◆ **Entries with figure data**
+ + + + +
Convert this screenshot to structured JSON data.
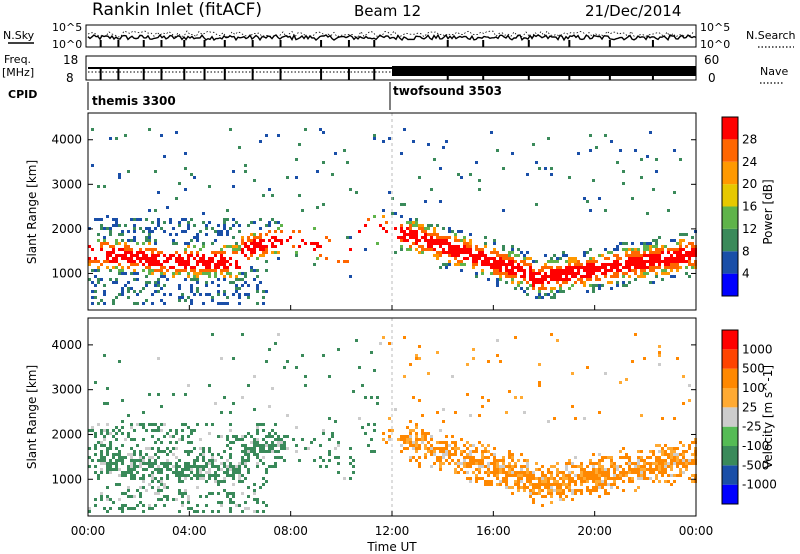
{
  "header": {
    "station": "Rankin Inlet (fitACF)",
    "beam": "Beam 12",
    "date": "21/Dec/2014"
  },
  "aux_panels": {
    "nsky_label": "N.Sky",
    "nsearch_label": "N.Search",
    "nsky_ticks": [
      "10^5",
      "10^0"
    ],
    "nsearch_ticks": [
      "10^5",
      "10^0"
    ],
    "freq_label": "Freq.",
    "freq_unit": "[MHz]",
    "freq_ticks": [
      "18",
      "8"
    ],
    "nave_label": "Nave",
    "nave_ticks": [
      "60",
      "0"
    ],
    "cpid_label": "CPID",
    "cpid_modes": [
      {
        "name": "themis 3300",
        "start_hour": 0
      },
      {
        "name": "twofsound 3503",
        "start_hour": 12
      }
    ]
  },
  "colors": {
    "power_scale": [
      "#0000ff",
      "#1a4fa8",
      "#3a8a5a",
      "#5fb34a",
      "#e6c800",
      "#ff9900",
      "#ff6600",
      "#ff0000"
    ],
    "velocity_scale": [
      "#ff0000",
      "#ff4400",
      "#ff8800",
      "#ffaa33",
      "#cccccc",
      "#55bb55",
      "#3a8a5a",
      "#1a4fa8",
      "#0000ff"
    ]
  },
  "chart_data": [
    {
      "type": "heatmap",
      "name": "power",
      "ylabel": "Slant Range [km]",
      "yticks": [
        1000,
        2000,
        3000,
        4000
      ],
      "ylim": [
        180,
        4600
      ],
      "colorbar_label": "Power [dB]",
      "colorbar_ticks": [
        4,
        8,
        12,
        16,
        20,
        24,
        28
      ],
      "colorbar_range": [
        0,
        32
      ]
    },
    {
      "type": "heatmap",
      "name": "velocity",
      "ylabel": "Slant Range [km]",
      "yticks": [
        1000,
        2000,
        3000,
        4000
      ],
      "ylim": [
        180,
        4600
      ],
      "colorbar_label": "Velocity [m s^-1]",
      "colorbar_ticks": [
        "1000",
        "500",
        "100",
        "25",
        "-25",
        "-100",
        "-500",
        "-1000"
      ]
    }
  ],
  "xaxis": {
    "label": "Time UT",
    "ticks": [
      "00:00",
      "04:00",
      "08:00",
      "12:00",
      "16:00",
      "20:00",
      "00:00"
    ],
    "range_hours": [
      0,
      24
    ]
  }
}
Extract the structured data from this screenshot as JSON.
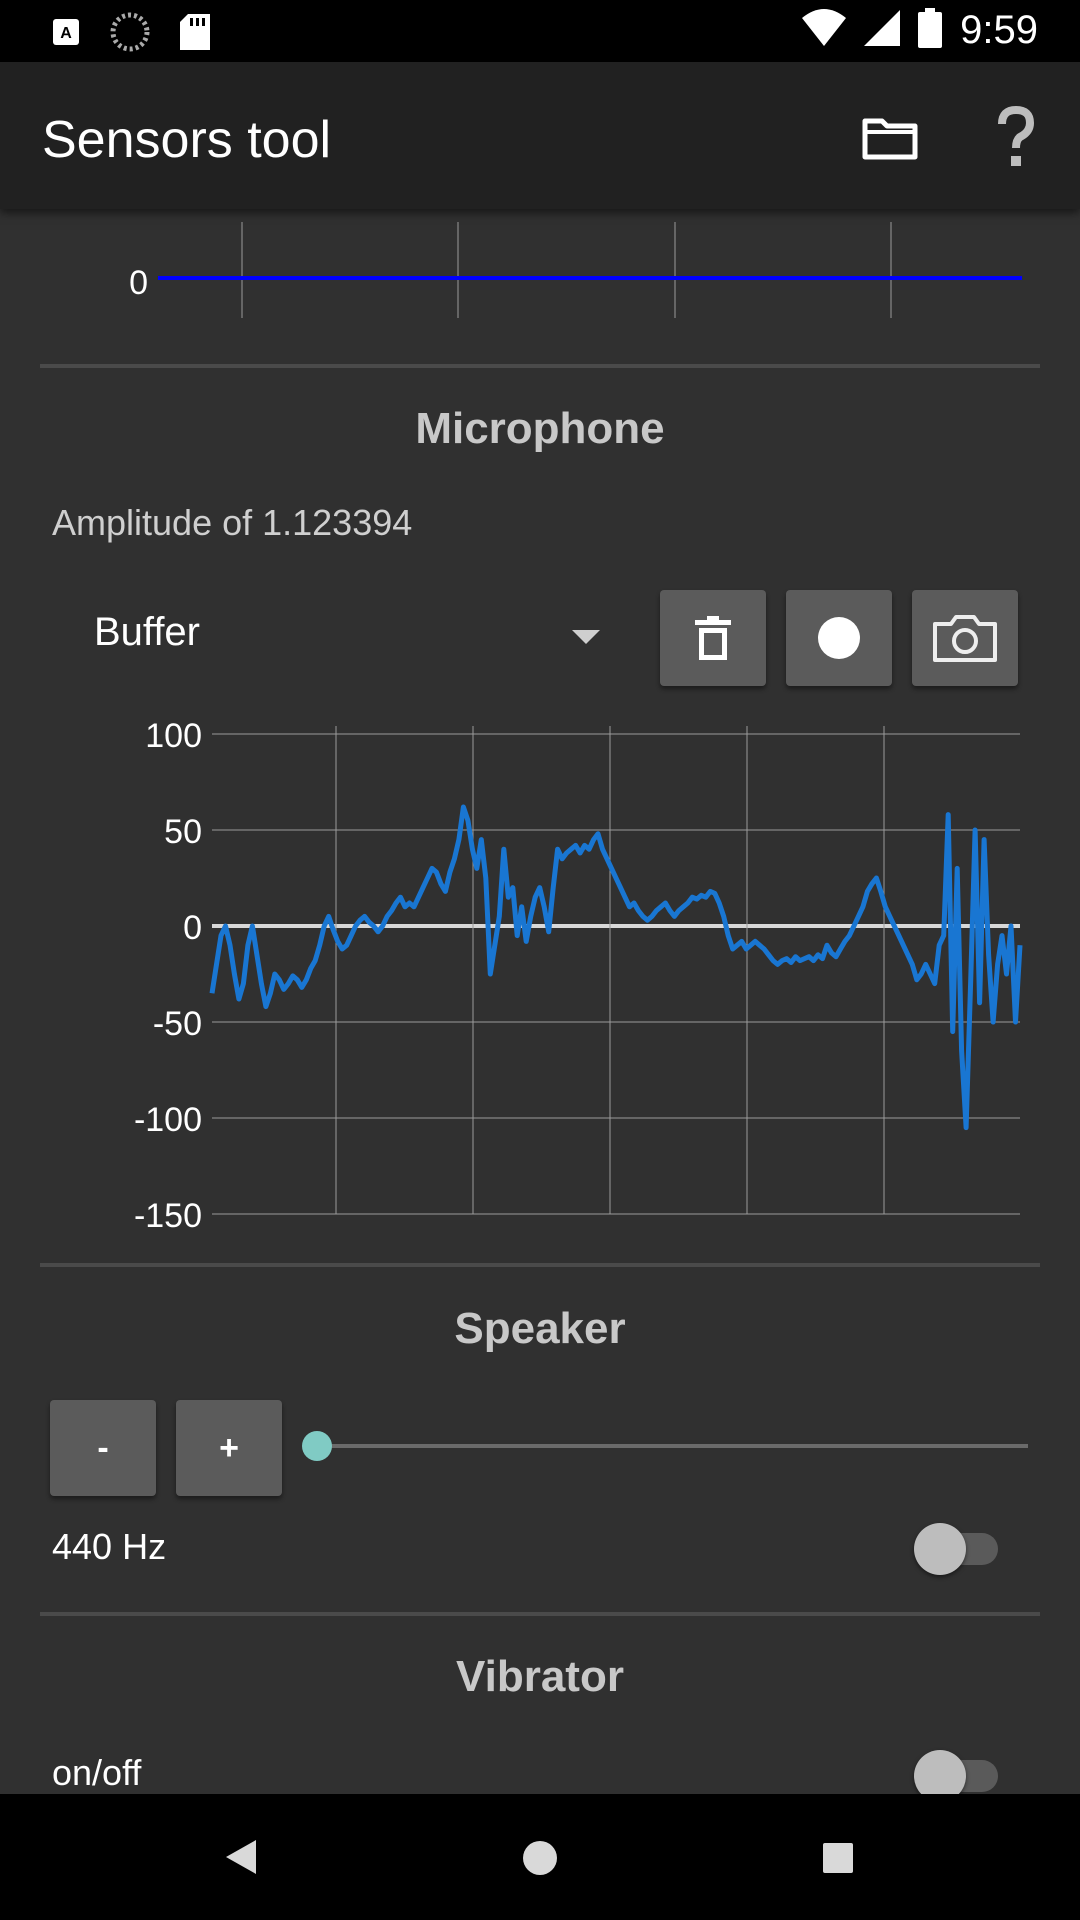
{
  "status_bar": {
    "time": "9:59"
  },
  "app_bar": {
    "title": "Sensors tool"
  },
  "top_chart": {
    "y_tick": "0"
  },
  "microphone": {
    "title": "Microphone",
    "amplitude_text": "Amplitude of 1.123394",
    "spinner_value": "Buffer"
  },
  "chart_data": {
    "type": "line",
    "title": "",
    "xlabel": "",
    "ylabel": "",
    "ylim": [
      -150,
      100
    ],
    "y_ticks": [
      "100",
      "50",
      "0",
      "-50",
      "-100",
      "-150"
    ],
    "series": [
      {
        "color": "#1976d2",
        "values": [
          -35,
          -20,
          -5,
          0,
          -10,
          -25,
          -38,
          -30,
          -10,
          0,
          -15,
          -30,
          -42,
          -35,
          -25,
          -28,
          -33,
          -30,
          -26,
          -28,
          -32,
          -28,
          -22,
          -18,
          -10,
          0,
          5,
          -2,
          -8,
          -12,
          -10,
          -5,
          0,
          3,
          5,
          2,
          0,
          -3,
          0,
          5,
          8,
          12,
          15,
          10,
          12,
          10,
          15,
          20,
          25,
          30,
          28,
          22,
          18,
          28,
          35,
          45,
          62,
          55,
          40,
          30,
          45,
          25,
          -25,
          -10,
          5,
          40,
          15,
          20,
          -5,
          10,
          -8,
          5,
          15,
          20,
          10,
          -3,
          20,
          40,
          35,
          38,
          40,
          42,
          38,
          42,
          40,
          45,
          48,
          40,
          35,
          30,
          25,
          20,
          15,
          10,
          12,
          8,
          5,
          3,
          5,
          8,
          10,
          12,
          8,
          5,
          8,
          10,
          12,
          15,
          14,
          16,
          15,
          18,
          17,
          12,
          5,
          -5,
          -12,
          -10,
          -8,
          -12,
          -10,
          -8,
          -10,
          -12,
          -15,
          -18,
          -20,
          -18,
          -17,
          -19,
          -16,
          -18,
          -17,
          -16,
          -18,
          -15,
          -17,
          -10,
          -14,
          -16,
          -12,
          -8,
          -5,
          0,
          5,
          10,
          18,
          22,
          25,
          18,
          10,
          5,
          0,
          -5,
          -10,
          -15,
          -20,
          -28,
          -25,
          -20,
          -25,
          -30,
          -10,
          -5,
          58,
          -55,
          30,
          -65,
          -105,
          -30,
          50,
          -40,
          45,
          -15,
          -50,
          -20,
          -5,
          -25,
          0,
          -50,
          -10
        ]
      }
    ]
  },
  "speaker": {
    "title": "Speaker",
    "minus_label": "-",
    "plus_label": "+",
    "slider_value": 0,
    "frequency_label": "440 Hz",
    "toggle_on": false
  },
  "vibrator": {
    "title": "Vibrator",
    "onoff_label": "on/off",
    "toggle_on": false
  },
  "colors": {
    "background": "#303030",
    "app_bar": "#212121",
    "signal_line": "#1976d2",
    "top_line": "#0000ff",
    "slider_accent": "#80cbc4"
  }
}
+ + + + +
◆ **SHORT EXERCISE**
Copy the records above exactly. The pictures are not part of the copy.

◆ **THE RESPONSE**
Convert this screenshot to structured JSON data.
{
  "header": {
    "station": "Rankin Inlet (fitACF)",
    "beam": "Beam 12",
    "date": "21/Dec/2014"
  },
  "aux_panels": {
    "nsky_label": "N.Sky",
    "nsearch_label": "N.Search",
    "nsky_ticks": [
      "10^5",
      "10^0"
    ],
    "nsearch_ticks": [
      "10^5",
      "10^0"
    ],
    "freq_label": "Freq.",
    "freq_unit": "[MHz]",
    "freq_ticks": [
      "18",
      "8"
    ],
    "nave_label": "Nave",
    "nave_ticks": [
      "60",
      "0"
    ],
    "cpid_label": "CPID",
    "cpid_modes": [
      {
        "name": "themis 3300",
        "start_hour": 0
      },
      {
        "name": "twofsound 3503",
        "start_hour": 12
      }
    ]
  },
  "colors": {
    "power_scale": [
      "#0000ff",
      "#1a4fa8",
      "#3a8a5a",
      "#5fb34a",
      "#e6c800",
      "#ff9900",
      "#ff6600",
      "#ff0000"
    ],
    "velocity_scale": [
      "#ff0000",
      "#ff4400",
      "#ff8800",
      "#ffaa33",
      "#cccccc",
      "#55bb55",
      "#3a8a5a",
      "#1a4fa8",
      "#0000ff"
    ]
  },
  "chart_data": [
    {
      "type": "heatmap",
      "name": "power",
      "ylabel": "Slant Range [km]",
      "yticks": [
        1000,
        2000,
        3000,
        4000
      ],
      "ylim": [
        180,
        4600
      ],
      "colorbar_label": "Power [dB]",
      "colorbar_ticks": [
        4,
        8,
        12,
        16,
        20,
        24,
        28
      ],
      "colorbar_range": [
        0,
        32
      ]
    },
    {
      "type": "heatmap",
      "name": "velocity",
      "ylabel": "Slant Range [km]",
      "yticks": [
        1000,
        2000,
        3000,
        4000
      ],
      "ylim": [
        180,
        4600
      ],
      "colorbar_label": "Velocity [m s^-1]",
      "colorbar_ticks": [
        "1000",
        "500",
        "100",
        "25",
        "-25",
        "-100",
        "-500",
        "-1000"
      ]
    }
  ],
  "xaxis": {
    "label": "Time UT",
    "ticks": [
      "00:00",
      "04:00",
      "08:00",
      "12:00",
      "16:00",
      "20:00",
      "00:00"
    ],
    "range_hours": [
      0,
      24
    ]
  }
}
Extract the structured data from this screenshot as JSON.
{
  "status_bar": {
    "time": "9:59"
  },
  "app_bar": {
    "title": "Sensors tool"
  },
  "top_chart": {
    "y_tick": "0"
  },
  "microphone": {
    "title": "Microphone",
    "amplitude_text": "Amplitude of 1.123394",
    "spinner_value": "Buffer"
  },
  "chart_data": {
    "type": "line",
    "title": "",
    "xlabel": "",
    "ylabel": "",
    "ylim": [
      -150,
      100
    ],
    "y_ticks": [
      "100",
      "50",
      "0",
      "-50",
      "-100",
      "-150"
    ],
    "series": [
      {
        "color": "#1976d2",
        "values": [
          -35,
          -20,
          -5,
          0,
          -10,
          -25,
          -38,
          -30,
          -10,
          0,
          -15,
          -30,
          -42,
          -35,
          -25,
          -28,
          -33,
          -30,
          -26,
          -28,
          -32,
          -28,
          -22,
          -18,
          -10,
          0,
          5,
          -2,
          -8,
          -12,
          -10,
          -5,
          0,
          3,
          5,
          2,
          0,
          -3,
          0,
          5,
          8,
          12,
          15,
          10,
          12,
          10,
          15,
          20,
          25,
          30,
          28,
          22,
          18,
          28,
          35,
          45,
          62,
          55,
          40,
          30,
          45,
          25,
          -25,
          -10,
          5,
          40,
          15,
          20,
          -5,
          10,
          -8,
          5,
          15,
          20,
          10,
          -3,
          20,
          40,
          35,
          38,
          40,
          42,
          38,
          42,
          40,
          45,
          48,
          40,
          35,
          30,
          25,
          20,
          15,
          10,
          12,
          8,
          5,
          3,
          5,
          8,
          10,
          12,
          8,
          5,
          8,
          10,
          12,
          15,
          14,
          16,
          15,
          18,
          17,
          12,
          5,
          -5,
          -12,
          -10,
          -8,
          -12,
          -10,
          -8,
          -10,
          -12,
          -15,
          -18,
          -20,
          -18,
          -17,
          -19,
          -16,
          -18,
          -17,
          -16,
          -18,
          -15,
          -17,
          -10,
          -14,
          -16,
          -12,
          -8,
          -5,
          0,
          5,
          10,
          18,
          22,
          25,
          18,
          10,
          5,
          0,
          -5,
          -10,
          -15,
          -20,
          -28,
          -25,
          -20,
          -25,
          -30,
          -10,
          -5,
          58,
          -55,
          30,
          -65,
          -105,
          -30,
          50,
          -40,
          45,
          -15,
          -50,
          -20,
          -5,
          -25,
          0,
          -50,
          -10
        ]
      }
    ]
  },
  "speaker": {
    "title": "Speaker",
    "minus_label": "-",
    "plus_label": "+",
    "slider_value": 0,
    "frequency_label": "440 Hz",
    "toggle_on": false
  },
  "vibrator": {
    "title": "Vibrator",
    "onoff_label": "on/off",
    "toggle_on": false
  },
  "colors": {
    "background": "#303030",
    "app_bar": "#212121",
    "signal_line": "#1976d2",
    "top_line": "#0000ff",
    "slider_accent": "#80cbc4"
  }
}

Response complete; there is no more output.